■ **Brief**
Report the number of lines in these entries that contain "title". Write only the number.

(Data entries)
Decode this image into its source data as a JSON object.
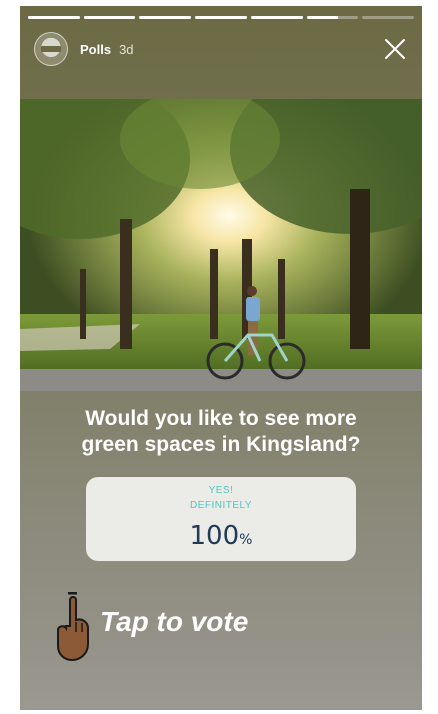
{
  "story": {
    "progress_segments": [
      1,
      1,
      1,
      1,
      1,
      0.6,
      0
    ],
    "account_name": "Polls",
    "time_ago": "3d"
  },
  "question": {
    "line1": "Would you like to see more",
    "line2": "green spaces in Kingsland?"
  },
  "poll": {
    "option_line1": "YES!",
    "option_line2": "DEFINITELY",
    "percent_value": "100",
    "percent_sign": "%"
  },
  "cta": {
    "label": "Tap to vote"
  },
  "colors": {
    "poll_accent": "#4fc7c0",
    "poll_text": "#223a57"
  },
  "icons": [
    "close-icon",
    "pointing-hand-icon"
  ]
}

==

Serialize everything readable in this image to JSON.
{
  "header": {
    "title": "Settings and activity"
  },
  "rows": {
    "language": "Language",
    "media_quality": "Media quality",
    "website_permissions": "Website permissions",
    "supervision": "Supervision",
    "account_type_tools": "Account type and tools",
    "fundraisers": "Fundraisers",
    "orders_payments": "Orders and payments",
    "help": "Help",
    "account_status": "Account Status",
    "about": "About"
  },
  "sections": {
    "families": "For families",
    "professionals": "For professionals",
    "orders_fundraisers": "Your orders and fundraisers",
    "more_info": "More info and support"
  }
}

==

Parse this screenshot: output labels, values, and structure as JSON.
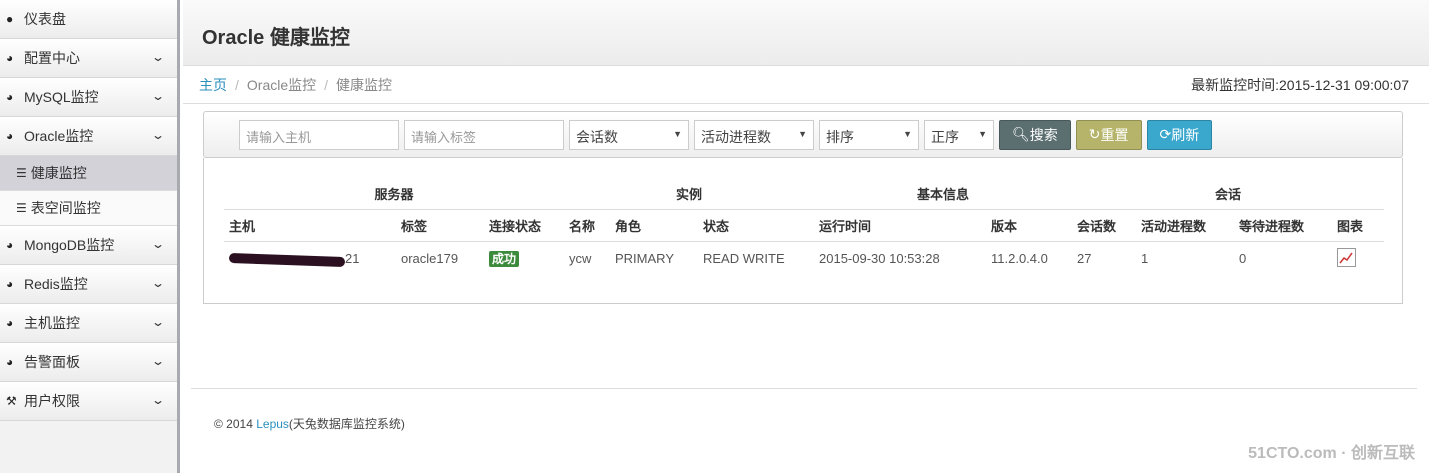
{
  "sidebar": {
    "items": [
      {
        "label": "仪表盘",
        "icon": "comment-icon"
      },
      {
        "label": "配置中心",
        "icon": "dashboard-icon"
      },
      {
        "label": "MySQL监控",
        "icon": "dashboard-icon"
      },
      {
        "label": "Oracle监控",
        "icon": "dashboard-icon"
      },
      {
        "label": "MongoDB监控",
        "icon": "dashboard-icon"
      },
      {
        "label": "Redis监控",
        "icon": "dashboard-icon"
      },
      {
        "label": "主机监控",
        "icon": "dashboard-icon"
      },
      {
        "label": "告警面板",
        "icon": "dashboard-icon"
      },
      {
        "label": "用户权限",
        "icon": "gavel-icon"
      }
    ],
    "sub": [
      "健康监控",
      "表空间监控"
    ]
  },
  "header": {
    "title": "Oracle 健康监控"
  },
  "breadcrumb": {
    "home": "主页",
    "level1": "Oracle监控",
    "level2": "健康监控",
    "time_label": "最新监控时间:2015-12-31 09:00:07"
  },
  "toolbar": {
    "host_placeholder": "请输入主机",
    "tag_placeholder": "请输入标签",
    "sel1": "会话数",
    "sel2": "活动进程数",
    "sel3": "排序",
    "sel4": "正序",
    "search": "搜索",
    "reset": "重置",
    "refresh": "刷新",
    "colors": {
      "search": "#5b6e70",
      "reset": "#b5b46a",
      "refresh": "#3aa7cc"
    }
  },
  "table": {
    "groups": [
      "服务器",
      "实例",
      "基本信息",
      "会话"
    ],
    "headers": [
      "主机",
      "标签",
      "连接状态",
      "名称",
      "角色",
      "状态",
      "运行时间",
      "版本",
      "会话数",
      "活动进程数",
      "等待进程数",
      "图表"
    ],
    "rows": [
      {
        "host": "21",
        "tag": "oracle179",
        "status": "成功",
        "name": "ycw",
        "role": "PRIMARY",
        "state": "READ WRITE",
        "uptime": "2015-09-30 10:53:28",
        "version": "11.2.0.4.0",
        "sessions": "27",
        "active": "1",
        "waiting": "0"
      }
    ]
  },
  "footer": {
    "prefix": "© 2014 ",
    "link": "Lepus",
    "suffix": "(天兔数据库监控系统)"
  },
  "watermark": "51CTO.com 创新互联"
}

■ **Written answer**
2